**PROVIDED ENTRIES**
============

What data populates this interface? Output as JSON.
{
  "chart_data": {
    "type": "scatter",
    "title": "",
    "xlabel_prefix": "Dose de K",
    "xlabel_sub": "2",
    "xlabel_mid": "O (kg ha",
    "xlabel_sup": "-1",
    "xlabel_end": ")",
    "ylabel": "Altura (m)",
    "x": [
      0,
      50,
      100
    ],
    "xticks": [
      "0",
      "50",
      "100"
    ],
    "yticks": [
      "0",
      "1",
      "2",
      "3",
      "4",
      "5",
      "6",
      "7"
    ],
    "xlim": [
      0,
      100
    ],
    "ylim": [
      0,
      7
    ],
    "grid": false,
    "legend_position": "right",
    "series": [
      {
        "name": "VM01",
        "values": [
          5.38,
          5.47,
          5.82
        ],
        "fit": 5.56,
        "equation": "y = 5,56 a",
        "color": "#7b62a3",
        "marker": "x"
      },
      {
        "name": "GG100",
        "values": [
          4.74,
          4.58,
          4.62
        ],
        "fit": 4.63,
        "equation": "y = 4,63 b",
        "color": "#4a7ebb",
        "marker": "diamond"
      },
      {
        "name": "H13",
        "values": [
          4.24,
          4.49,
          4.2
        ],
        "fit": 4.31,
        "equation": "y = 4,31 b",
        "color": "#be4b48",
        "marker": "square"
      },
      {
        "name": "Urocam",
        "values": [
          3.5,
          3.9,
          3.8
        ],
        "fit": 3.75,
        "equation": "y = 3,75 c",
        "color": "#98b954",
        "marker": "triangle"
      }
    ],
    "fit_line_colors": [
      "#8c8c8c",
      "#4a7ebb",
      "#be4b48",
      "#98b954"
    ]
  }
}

============

**TASK TO CARRY OUT**
The records above should be returned exactly.

**RESULT FOR THIS EXERCISE**
What data populates this interface? Output as JSON.
{
  "chart_data": {
    "type": "scatter",
    "title": "",
    "xlabel_prefix": "Dose de K",
    "xlabel_sub": "2",
    "xlabel_mid": "O (kg ha",
    "xlabel_sup": "-1",
    "xlabel_end": ")",
    "ylabel": "Altura (m)",
    "x": [
      0,
      50,
      100
    ],
    "xticks": [
      "0",
      "50",
      "100"
    ],
    "yticks": [
      "0",
      "1",
      "2",
      "3",
      "4",
      "5",
      "6",
      "7"
    ],
    "xlim": [
      0,
      100
    ],
    "ylim": [
      0,
      7
    ],
    "grid": false,
    "legend_position": "right",
    "series": [
      {
        "name": "VM01",
        "values": [
          5.38,
          5.47,
          5.82
        ],
        "fit": 5.56,
        "equation": "y = 5,56 a",
        "color": "#7b62a3",
        "marker": "x"
      },
      {
        "name": "GG100",
        "values": [
          4.74,
          4.58,
          4.62
        ],
        "fit": 4.63,
        "equation": "y = 4,63 b",
        "color": "#4a7ebb",
        "marker": "diamond"
      },
      {
        "name": "H13",
        "values": [
          4.24,
          4.49,
          4.2
        ],
        "fit": 4.31,
        "equation": "y = 4,31 b",
        "color": "#be4b48",
        "marker": "square"
      },
      {
        "name": "Urocam",
        "values": [
          3.5,
          3.9,
          3.8
        ],
        "fit": 3.75,
        "equation": "y = 3,75 c",
        "color": "#98b954",
        "marker": "triangle"
      }
    ],
    "fit_line_colors": [
      "#8c8c8c",
      "#4a7ebb",
      "#be4b48",
      "#98b954"
    ]
  }
}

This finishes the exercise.